- **Do this**: Scan the data below and report how many lines include the word "name". Nothing else is wanted.

[Entries taken from a collection]
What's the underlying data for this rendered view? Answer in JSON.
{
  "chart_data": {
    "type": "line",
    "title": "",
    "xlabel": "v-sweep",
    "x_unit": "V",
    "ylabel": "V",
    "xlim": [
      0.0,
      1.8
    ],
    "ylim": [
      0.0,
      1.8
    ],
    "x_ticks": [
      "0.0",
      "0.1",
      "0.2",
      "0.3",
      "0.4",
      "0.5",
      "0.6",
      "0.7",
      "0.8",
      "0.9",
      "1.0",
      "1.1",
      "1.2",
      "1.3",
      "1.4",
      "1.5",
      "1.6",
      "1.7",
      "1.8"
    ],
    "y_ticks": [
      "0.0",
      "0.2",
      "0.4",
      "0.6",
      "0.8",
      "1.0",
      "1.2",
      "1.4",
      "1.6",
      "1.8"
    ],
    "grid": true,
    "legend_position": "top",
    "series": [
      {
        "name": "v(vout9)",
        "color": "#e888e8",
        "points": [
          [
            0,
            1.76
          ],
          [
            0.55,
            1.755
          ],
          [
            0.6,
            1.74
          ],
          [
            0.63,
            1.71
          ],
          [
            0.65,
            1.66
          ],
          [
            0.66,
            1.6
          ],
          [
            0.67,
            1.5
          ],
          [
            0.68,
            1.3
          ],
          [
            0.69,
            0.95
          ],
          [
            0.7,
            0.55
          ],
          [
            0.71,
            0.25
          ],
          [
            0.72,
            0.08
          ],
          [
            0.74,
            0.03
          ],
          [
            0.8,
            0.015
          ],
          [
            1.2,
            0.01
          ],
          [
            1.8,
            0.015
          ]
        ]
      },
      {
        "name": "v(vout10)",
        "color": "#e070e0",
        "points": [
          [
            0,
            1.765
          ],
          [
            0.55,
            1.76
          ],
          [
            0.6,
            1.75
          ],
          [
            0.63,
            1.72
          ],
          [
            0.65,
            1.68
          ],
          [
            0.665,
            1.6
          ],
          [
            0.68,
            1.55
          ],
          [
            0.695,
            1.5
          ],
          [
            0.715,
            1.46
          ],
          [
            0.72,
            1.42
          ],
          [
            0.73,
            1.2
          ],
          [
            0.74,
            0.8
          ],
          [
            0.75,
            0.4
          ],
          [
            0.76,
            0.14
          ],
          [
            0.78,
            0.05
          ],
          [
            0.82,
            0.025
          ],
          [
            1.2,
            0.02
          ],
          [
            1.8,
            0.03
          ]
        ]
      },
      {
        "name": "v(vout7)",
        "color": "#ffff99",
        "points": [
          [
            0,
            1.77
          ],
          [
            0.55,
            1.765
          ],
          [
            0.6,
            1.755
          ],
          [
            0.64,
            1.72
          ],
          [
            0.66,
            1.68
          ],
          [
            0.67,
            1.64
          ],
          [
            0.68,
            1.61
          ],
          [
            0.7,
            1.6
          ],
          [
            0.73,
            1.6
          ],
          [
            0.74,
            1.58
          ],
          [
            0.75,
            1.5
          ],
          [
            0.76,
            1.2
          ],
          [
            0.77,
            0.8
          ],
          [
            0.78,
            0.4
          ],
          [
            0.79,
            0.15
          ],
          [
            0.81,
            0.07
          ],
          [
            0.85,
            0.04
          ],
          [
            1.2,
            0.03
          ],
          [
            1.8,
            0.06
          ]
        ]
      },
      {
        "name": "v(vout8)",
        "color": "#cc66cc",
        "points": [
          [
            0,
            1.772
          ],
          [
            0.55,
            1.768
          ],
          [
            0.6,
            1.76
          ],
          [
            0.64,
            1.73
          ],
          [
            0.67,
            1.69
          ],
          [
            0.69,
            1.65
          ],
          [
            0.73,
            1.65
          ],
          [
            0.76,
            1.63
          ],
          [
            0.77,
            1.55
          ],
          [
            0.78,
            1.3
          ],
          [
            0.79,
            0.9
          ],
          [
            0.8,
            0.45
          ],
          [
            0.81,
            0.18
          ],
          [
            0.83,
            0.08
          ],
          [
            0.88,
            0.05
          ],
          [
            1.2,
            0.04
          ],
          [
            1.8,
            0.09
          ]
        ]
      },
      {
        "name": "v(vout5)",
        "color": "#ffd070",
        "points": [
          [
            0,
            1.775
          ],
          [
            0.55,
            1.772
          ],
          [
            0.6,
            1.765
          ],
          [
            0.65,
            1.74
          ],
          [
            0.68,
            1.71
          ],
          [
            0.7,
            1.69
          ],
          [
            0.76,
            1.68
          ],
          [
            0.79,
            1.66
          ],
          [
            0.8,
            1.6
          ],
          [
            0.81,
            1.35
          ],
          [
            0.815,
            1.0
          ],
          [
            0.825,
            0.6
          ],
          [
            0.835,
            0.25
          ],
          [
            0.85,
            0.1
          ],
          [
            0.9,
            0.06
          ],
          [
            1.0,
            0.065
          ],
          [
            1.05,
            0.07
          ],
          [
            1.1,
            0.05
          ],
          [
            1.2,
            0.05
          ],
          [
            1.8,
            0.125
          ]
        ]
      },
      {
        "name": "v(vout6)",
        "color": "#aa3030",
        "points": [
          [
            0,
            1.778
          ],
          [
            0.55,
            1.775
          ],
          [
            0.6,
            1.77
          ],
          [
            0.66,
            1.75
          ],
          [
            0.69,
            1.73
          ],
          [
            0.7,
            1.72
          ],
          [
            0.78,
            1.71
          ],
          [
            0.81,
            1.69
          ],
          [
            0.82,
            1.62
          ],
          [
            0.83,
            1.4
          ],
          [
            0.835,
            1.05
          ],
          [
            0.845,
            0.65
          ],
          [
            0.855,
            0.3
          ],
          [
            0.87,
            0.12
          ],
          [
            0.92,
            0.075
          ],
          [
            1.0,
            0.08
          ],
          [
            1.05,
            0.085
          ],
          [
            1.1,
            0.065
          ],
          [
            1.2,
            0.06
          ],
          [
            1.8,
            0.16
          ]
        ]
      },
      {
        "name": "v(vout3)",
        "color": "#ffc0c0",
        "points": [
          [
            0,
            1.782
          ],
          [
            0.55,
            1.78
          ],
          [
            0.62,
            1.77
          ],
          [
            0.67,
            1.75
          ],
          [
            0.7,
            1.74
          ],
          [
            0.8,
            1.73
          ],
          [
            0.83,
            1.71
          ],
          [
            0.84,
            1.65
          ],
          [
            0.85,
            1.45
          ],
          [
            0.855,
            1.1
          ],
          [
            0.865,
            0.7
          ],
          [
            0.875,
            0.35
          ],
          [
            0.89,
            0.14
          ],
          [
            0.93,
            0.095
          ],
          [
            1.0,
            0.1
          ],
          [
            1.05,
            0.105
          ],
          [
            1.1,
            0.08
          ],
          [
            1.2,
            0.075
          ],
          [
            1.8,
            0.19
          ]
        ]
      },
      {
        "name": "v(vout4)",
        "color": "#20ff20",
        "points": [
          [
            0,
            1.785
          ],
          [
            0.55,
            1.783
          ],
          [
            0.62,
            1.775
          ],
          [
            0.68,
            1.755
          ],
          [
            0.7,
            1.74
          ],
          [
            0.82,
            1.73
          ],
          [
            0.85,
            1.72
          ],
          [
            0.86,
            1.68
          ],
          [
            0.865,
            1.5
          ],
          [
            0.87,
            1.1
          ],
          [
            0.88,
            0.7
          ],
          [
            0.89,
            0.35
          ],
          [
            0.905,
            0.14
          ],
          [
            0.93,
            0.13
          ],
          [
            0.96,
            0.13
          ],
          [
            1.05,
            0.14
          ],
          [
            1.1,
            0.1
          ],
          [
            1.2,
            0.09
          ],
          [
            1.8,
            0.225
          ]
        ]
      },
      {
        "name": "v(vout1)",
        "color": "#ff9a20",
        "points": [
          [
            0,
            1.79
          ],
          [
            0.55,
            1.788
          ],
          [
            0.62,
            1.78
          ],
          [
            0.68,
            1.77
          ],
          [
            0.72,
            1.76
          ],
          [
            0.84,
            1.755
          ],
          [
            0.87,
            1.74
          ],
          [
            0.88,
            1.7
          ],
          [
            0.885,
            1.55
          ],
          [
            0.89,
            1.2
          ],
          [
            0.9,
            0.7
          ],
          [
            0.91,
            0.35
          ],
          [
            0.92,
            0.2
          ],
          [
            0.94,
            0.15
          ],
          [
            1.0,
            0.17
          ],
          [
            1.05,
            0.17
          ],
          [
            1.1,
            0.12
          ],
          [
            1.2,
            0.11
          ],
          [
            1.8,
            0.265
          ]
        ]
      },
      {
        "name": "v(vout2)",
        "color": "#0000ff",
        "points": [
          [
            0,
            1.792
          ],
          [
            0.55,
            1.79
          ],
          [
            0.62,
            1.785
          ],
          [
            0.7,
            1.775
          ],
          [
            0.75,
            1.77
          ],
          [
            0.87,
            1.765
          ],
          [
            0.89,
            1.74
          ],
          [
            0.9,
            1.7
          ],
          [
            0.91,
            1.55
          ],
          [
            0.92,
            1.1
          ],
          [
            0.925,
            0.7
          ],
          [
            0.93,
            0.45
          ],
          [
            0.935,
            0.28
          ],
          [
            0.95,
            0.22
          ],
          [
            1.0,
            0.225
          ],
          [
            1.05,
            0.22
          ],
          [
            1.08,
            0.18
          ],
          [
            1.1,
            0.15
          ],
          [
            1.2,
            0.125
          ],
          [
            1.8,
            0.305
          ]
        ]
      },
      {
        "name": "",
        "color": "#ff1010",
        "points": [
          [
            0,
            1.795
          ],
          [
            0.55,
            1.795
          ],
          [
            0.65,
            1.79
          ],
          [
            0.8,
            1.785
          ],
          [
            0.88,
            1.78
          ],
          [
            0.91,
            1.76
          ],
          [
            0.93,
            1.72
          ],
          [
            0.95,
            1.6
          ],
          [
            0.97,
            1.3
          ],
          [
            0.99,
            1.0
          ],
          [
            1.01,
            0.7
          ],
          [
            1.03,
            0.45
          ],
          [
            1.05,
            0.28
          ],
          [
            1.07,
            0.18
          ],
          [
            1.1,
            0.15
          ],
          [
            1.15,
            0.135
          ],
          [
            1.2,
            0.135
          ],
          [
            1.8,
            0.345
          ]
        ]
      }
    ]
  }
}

- **Complete output**: 11